▶ Data records:
########################################

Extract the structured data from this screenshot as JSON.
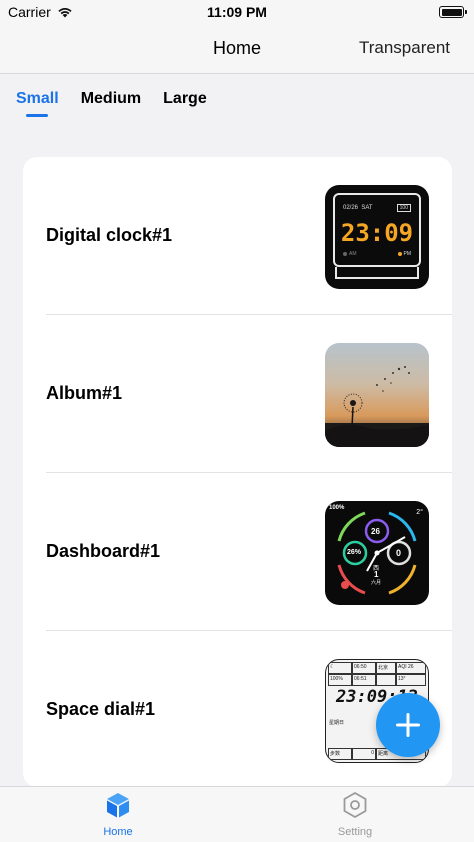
{
  "status_bar": {
    "carrier": "Carrier",
    "time": "11:09 PM"
  },
  "nav": {
    "title": "Home",
    "right_button": "Transparent"
  },
  "tabs": [
    {
      "label": "Small",
      "active": true
    },
    {
      "label": "Medium",
      "active": false
    },
    {
      "label": "Large",
      "active": false
    }
  ],
  "widgets": [
    {
      "name": "Digital clock#1",
      "preview": {
        "date": "02/26",
        "day": "SAT",
        "battery": "100",
        "time": "23:09",
        "am": "AM",
        "pm": "PM"
      }
    },
    {
      "name": "Album#1"
    },
    {
      "name": "Dashboard#1",
      "preview": {
        "battery_pct": "100%",
        "top_value": "26",
        "left_value": "26%",
        "right_value": "0",
        "day_char": "西",
        "date_num": "1",
        "month_char": "六月",
        "temp": "2°"
      }
    },
    {
      "name": "Space dial#1",
      "preview": {
        "city": "北京",
        "aqi": "AQI 26",
        "time_small": "06:50",
        "time2": "06:51",
        "battery": "100%",
        "big_time": "23:09:12",
        "temp": "13°",
        "steps_label": "步数",
        "steps": "0",
        "km_label": "距离",
        "day_label": "星期日"
      }
    }
  ],
  "tab_bar": [
    {
      "label": "Home",
      "icon": "cube-icon",
      "active": true
    },
    {
      "label": "Setting",
      "icon": "hexagon-gear-icon",
      "active": false
    }
  ],
  "colors": {
    "accent": "#1a73e8",
    "fab": "#2196f3",
    "clock_digits": "#f5a623"
  }
}
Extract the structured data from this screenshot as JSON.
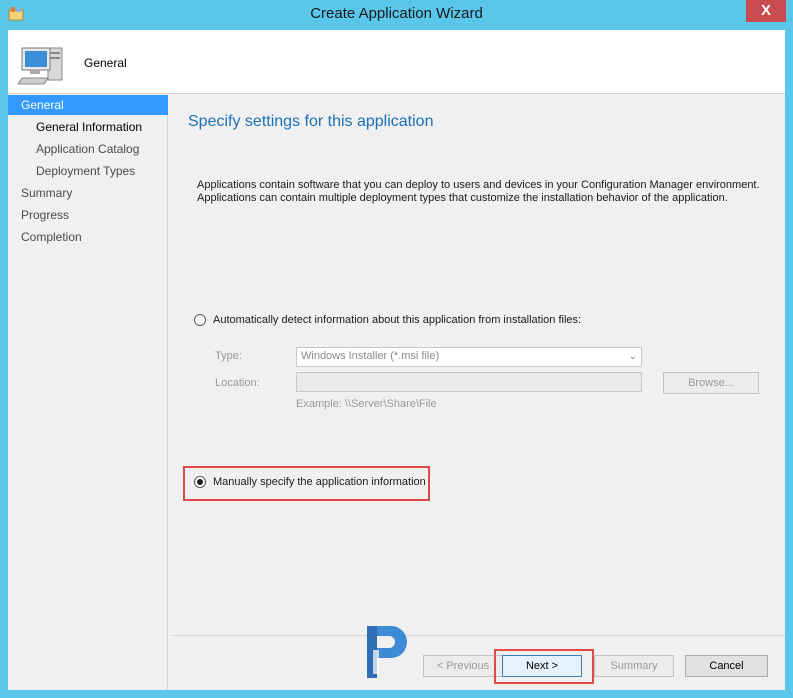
{
  "window": {
    "title": "Create Application Wizard",
    "close_glyph": "X"
  },
  "header": {
    "title": "General",
    "icon": "computer-icon"
  },
  "nav": {
    "items": [
      {
        "label": "General",
        "selected": true
      },
      {
        "label": "General Information",
        "sub": true,
        "current": true
      },
      {
        "label": "Application Catalog",
        "sub": true
      },
      {
        "label": "Deployment Types",
        "sub": true
      },
      {
        "label": "Summary"
      },
      {
        "label": "Progress"
      },
      {
        "label": "Completion"
      }
    ]
  },
  "content": {
    "title": "Specify settings for this application",
    "description": "Applications contain software that you can deploy to users and devices in your Configuration Manager environment. Applications can contain multiple deployment types that customize the installation behavior of the application.",
    "auto_detect_label": "Automatically detect information about this application from installation files:",
    "type_label": "Type:",
    "type_value": "Windows Installer (*.msi file)",
    "location_label": "Location:",
    "location_value": "",
    "browse_label": "Browse...",
    "example_text": "Example: \\\\Server\\Share\\File",
    "manual_label": "Manually specify the application information",
    "selected_option": "manual"
  },
  "footer": {
    "previous_label": "< Previous",
    "next_label": "Next >",
    "summary_label": "Summary",
    "cancel_label": "Cancel"
  },
  "colors": {
    "title_bar": "#59c6ea",
    "accent": "#3399ff",
    "title_blue": "#1d6fb8",
    "highlight": "#e04a4a",
    "close": "#c74b50"
  }
}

########################################

▶ Aim of the exercise: Except for the pictures, copy the material above exactly.

▶ Finished answer:
Extract the structured data from this screenshot as JSON.
{
  "status_bar": {
    "carrier": "Carrier",
    "time": "11:09 PM"
  },
  "nav": {
    "title": "Home",
    "right_button": "Transparent"
  },
  "tabs": [
    {
      "label": "Small",
      "active": true
    },
    {
      "label": "Medium",
      "active": false
    },
    {
      "label": "Large",
      "active": false
    }
  ],
  "widgets": [
    {
      "name": "Digital clock#1",
      "preview": {
        "date": "02/26",
        "day": "SAT",
        "battery": "100",
        "time": "23:09",
        "am": "AM",
        "pm": "PM"
      }
    },
    {
      "name": "Album#1"
    },
    {
      "name": "Dashboard#1",
      "preview": {
        "battery_pct": "100%",
        "top_value": "26",
        "left_value": "26%",
        "right_value": "0",
        "day_char": "西",
        "date_num": "1",
        "month_char": "六月",
        "temp": "2°"
      }
    },
    {
      "name": "Space dial#1",
      "preview": {
        "city": "北京",
        "aqi": "AQI 26",
        "time_small": "06:50",
        "time2": "06:51",
        "battery": "100%",
        "big_time": "23:09:12",
        "temp": "13°",
        "steps_label": "步数",
        "steps": "0",
        "km_label": "距离",
        "day_label": "星期日"
      }
    }
  ],
  "tab_bar": [
    {
      "label": "Home",
      "icon": "cube-icon",
      "active": true
    },
    {
      "label": "Setting",
      "icon": "hexagon-gear-icon",
      "active": false
    }
  ],
  "colors": {
    "accent": "#1a73e8",
    "fab": "#2196f3",
    "clock_digits": "#f5a623"
  }
}
Extract the structured data from this screenshot as JSON.
{
  "window": {
    "title": "Create Application Wizard",
    "close_glyph": "X"
  },
  "header": {
    "title": "General",
    "icon": "computer-icon"
  },
  "nav": {
    "items": [
      {
        "label": "General",
        "selected": true
      },
      {
        "label": "General Information",
        "sub": true,
        "current": true
      },
      {
        "label": "Application Catalog",
        "sub": true
      },
      {
        "label": "Deployment Types",
        "sub": true
      },
      {
        "label": "Summary"
      },
      {
        "label": "Progress"
      },
      {
        "label": "Completion"
      }
    ]
  },
  "content": {
    "title": "Specify settings for this application",
    "description": "Applications contain software that you can deploy to users and devices in your Configuration Manager environment. Applications can contain multiple deployment types that customize the installation behavior of the application.",
    "auto_detect_label": "Automatically detect information about this application from installation files:",
    "type_label": "Type:",
    "type_value": "Windows Installer (*.msi file)",
    "location_label": "Location:",
    "location_value": "",
    "browse_label": "Browse...",
    "example_text": "Example: \\\\Server\\Share\\File",
    "manual_label": "Manually specify the application information",
    "selected_option": "manual"
  },
  "footer": {
    "previous_label": "< Previous",
    "next_label": "Next >",
    "summary_label": "Summary",
    "cancel_label": "Cancel"
  },
  "colors": {
    "title_bar": "#59c6ea",
    "accent": "#3399ff",
    "title_blue": "#1d6fb8",
    "highlight": "#e04a4a",
    "close": "#c74b50"
  }
}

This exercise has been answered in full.